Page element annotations
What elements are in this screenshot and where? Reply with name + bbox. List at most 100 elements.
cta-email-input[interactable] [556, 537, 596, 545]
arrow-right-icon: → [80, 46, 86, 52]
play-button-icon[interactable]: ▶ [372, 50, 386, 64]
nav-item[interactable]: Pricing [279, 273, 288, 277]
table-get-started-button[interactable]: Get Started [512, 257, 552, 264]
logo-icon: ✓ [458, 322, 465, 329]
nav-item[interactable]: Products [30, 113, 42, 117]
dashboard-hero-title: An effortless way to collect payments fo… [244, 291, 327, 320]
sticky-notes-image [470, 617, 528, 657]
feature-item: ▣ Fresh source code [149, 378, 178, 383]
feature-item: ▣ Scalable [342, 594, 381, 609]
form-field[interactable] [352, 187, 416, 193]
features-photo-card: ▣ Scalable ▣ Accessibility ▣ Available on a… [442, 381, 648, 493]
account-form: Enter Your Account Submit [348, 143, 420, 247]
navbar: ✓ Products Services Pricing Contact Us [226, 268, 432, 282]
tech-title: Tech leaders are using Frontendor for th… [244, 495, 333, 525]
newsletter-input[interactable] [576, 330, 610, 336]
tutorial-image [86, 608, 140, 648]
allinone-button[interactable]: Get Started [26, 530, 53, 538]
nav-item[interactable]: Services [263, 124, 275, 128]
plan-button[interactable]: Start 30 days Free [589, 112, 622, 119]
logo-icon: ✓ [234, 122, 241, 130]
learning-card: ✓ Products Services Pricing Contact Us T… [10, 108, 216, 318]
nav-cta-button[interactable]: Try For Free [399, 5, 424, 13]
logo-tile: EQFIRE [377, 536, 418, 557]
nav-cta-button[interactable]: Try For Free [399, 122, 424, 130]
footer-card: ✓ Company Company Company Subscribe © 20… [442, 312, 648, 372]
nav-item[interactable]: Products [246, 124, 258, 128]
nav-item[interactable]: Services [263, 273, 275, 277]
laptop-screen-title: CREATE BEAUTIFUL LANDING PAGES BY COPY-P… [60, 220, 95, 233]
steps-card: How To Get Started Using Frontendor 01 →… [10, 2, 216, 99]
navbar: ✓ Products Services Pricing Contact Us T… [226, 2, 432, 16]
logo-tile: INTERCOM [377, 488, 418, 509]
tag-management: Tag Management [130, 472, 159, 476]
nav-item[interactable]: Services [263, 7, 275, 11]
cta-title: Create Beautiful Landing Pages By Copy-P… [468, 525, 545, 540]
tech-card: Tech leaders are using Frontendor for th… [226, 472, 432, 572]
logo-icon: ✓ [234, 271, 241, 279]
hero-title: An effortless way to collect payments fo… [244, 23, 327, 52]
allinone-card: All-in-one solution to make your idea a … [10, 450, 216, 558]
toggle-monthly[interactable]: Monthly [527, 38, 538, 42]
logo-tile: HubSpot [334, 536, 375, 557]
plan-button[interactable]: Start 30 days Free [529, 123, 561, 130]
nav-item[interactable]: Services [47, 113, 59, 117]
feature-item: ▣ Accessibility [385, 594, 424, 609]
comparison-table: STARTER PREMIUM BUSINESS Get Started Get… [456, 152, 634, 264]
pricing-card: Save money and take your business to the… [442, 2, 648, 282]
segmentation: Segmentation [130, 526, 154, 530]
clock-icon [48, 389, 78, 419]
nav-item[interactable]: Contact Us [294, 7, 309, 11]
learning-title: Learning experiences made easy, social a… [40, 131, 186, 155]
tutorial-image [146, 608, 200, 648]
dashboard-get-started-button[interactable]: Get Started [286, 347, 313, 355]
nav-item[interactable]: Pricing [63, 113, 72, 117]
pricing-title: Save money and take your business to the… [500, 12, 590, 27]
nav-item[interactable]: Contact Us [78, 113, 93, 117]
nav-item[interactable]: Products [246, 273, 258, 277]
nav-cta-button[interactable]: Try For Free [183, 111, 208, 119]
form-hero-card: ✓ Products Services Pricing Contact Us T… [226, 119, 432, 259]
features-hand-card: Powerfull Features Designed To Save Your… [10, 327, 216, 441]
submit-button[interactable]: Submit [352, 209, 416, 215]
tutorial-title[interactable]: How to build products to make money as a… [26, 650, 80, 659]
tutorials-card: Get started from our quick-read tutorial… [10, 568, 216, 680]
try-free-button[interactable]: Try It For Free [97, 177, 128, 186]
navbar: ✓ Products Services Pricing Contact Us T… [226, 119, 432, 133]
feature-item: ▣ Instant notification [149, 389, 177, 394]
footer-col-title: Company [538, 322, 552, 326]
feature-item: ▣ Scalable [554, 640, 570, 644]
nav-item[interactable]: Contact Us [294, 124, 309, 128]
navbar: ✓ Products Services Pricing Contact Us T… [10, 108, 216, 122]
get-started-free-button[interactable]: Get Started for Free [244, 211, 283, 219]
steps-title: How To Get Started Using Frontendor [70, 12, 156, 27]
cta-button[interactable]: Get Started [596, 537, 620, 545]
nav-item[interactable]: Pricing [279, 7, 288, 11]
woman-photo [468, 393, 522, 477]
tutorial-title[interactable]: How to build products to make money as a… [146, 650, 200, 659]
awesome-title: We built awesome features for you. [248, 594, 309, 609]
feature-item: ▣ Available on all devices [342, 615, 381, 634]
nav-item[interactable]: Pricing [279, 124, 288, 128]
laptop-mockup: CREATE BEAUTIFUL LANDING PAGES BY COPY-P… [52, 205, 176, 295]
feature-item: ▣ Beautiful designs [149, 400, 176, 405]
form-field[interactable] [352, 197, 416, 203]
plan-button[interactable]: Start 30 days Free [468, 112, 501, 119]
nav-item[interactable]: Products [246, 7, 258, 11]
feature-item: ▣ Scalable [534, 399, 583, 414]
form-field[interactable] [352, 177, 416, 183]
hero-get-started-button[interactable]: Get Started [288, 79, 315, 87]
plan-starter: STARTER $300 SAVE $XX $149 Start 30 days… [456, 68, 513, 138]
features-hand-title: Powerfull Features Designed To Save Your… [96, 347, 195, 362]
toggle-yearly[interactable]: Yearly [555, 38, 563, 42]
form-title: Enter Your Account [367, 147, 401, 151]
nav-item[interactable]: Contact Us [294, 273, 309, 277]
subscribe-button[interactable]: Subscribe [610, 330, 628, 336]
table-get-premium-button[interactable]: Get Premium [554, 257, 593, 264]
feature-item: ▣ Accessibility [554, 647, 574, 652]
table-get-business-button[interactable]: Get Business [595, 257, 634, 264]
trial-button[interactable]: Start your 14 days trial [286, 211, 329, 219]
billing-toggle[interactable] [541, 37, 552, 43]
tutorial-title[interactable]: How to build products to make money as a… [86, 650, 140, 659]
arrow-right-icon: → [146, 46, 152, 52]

...

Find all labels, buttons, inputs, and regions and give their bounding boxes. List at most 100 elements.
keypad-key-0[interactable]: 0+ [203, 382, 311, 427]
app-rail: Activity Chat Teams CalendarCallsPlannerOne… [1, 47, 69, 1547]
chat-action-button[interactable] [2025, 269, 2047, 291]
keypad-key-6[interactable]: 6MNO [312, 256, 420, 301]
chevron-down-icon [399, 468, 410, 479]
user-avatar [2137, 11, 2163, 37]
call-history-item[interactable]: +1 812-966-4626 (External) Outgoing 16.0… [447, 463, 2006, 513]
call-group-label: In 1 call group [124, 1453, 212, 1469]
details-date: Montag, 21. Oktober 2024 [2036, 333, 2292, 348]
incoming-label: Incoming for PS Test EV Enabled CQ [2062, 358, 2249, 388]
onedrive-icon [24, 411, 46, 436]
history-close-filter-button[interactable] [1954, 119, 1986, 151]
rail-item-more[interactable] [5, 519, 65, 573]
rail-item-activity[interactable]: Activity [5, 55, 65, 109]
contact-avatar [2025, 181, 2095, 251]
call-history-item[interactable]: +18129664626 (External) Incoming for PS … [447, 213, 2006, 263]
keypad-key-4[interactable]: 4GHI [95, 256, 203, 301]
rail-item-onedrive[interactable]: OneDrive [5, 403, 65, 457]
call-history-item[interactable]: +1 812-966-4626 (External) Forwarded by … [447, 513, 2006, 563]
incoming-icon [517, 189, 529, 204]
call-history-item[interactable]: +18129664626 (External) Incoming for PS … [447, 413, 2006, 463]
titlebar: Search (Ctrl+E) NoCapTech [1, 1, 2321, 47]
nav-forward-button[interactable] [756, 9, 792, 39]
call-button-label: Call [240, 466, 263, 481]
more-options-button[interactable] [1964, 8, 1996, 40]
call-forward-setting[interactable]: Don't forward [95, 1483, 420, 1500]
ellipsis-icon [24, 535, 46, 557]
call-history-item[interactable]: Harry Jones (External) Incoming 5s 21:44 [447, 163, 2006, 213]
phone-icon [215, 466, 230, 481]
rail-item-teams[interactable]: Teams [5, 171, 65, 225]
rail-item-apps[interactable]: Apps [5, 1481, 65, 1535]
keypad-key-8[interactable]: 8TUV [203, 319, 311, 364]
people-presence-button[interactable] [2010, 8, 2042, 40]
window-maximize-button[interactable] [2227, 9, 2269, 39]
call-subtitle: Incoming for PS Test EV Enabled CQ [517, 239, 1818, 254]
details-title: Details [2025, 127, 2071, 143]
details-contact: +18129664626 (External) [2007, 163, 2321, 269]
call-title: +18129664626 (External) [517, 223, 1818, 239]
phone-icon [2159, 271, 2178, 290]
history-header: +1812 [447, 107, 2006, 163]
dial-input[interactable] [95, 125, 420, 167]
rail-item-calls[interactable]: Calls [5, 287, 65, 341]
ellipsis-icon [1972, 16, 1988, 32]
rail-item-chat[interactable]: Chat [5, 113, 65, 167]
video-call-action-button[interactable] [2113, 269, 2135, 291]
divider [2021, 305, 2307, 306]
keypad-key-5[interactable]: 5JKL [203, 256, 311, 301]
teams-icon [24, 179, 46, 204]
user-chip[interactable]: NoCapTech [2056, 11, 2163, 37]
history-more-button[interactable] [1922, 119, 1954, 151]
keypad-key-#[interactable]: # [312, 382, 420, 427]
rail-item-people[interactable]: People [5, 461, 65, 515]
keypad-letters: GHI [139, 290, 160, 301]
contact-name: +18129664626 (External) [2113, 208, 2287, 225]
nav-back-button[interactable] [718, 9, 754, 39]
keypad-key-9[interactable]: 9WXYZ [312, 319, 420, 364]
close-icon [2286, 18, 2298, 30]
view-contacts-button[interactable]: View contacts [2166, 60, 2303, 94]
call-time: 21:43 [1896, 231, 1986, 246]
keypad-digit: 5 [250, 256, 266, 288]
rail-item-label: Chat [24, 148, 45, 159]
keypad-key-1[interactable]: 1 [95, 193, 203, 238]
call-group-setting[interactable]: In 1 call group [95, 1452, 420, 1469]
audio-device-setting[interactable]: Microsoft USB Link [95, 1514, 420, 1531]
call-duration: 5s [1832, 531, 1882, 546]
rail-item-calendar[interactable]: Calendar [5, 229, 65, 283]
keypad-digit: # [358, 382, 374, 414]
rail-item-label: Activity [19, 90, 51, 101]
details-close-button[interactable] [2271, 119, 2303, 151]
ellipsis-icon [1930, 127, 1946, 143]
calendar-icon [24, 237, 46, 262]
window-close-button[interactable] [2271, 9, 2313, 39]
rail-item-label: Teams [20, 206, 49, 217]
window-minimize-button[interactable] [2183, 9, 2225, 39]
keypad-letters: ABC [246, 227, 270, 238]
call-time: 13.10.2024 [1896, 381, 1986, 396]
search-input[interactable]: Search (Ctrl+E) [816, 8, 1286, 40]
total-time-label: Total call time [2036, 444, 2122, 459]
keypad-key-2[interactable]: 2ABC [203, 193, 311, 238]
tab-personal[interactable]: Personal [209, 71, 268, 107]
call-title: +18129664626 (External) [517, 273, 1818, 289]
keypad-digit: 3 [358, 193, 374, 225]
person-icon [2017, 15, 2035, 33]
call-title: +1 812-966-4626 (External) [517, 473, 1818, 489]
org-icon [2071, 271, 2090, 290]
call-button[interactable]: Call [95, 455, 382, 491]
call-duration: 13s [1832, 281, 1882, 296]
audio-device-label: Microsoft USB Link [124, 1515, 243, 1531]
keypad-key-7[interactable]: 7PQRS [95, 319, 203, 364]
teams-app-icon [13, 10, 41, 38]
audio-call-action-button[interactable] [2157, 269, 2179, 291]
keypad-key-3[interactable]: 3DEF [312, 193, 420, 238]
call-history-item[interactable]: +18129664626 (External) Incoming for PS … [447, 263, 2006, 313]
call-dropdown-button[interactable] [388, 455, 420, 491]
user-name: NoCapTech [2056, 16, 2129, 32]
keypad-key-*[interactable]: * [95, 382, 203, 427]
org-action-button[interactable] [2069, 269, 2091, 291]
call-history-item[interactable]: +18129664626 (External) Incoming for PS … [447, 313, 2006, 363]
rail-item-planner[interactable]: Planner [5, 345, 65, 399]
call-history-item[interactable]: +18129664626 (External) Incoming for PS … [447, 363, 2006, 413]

==

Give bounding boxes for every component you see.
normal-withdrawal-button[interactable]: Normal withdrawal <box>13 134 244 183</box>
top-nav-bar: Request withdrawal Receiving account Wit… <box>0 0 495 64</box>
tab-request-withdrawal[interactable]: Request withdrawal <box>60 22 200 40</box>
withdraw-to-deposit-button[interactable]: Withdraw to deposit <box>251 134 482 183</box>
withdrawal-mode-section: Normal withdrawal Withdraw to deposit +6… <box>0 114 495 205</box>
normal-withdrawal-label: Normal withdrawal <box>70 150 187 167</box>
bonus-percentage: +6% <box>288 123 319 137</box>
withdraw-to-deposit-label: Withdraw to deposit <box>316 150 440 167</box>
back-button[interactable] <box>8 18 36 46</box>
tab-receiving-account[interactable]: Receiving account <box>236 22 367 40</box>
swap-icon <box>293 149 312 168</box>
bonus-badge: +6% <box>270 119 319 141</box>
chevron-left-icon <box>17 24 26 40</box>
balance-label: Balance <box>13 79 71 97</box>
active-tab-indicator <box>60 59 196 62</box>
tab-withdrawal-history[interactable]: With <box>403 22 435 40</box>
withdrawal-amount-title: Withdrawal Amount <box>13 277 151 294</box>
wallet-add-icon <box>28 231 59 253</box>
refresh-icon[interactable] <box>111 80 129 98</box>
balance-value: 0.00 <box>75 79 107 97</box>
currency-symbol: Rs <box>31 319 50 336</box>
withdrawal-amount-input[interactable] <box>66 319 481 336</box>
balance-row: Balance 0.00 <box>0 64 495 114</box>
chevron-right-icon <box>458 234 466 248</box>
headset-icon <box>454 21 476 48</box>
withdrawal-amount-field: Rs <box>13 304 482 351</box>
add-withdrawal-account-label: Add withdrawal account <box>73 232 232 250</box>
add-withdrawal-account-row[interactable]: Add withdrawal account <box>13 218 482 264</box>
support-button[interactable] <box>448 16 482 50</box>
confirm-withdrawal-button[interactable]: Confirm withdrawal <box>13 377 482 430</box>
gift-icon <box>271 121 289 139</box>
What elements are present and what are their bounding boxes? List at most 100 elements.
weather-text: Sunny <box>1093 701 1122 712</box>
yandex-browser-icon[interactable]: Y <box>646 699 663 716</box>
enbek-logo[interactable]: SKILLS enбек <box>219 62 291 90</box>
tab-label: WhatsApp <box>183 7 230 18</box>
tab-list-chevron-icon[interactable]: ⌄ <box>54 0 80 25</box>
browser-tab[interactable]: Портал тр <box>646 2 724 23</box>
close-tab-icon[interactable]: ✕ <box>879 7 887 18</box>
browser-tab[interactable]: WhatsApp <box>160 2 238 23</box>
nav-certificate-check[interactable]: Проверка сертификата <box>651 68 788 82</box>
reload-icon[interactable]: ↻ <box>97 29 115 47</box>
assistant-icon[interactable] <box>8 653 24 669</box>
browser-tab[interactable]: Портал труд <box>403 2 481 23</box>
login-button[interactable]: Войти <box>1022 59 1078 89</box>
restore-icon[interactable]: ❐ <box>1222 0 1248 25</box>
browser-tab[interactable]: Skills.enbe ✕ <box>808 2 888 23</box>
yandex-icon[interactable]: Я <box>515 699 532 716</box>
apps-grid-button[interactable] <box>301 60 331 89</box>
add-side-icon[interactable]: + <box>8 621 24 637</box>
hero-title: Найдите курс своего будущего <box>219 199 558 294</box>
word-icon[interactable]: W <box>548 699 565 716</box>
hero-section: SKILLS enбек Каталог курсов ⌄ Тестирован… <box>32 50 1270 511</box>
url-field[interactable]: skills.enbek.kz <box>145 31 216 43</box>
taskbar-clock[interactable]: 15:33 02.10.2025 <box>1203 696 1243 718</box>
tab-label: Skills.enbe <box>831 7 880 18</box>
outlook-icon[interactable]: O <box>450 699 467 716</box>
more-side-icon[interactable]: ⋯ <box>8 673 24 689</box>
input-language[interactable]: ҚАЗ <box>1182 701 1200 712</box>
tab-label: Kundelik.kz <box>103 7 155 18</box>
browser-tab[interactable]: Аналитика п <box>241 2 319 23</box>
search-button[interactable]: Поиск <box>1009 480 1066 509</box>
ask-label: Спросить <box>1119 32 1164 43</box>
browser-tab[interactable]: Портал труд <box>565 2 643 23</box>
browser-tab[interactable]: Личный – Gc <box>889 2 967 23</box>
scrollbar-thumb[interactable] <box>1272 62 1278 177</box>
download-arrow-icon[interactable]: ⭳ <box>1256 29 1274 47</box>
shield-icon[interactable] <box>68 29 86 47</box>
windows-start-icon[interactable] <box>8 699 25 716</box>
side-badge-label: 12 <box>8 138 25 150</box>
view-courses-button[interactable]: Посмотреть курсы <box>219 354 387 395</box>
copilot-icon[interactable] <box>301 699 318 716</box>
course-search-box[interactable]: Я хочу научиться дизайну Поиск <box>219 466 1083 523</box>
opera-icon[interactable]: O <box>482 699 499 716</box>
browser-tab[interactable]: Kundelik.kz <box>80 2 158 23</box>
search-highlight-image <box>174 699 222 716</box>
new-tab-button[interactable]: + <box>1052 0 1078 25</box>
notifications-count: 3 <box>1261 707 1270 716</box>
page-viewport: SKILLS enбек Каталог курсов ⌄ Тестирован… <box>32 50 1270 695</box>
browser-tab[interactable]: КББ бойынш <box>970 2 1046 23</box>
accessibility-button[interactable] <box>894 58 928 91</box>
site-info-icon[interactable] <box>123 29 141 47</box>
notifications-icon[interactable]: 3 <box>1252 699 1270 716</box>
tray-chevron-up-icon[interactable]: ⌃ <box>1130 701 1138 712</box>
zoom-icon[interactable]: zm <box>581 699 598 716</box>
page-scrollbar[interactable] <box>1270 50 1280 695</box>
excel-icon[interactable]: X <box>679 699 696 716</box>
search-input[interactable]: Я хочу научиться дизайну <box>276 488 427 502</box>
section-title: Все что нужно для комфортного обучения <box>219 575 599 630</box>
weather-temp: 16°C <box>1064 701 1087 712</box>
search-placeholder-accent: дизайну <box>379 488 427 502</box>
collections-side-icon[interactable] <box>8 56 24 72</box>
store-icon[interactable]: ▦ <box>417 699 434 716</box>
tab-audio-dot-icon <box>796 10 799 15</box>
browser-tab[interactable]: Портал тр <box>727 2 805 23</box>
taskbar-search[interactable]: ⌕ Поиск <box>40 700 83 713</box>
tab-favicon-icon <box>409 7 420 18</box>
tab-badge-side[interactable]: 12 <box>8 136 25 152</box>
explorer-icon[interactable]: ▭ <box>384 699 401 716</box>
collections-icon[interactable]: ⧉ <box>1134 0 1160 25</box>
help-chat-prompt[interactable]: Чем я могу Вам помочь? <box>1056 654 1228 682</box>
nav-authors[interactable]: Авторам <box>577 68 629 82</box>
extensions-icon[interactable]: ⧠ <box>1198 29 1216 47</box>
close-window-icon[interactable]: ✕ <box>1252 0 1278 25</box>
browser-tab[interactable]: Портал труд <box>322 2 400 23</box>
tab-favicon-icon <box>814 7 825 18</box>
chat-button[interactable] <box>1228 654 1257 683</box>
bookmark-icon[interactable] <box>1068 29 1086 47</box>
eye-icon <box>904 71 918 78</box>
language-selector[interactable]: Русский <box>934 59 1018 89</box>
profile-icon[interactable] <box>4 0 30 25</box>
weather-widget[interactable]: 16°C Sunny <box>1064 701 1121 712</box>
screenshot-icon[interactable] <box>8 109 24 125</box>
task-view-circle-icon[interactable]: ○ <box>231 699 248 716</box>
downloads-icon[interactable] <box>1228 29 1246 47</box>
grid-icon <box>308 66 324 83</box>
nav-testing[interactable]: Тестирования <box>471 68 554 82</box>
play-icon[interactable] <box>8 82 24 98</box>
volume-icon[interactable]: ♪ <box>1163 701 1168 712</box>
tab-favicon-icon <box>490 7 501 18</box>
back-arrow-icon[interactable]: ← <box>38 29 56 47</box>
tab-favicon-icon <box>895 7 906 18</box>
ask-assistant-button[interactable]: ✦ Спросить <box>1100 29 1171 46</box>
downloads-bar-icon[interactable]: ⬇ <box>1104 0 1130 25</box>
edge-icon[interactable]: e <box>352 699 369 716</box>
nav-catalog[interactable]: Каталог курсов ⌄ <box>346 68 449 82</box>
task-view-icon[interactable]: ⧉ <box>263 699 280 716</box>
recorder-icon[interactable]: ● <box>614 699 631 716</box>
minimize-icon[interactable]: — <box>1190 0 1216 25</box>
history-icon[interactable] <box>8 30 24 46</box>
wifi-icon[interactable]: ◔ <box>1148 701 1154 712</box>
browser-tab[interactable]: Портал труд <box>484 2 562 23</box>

■ Short problem ■
Reproduce the entries between the line holding "Find all labels, buttons, inputs, and" and the line holding "chat-action-button[interactable] [2025, 269, 2047, 291]", inclusive, substituting "coordinates" for "bounding boxes" and leaving everything else unchanged.

■ Answer to the problem ■
Find all labels, buttons, inputs, and regions and give their coordinates. List at most 100 elements.
keypad-key-0[interactable]: 0+ [203, 382, 311, 427]
app-rail: Activity Chat Teams CalendarCallsPlannerOne… [1, 47, 69, 1547]
chat-action-button[interactable] [2025, 269, 2047, 291]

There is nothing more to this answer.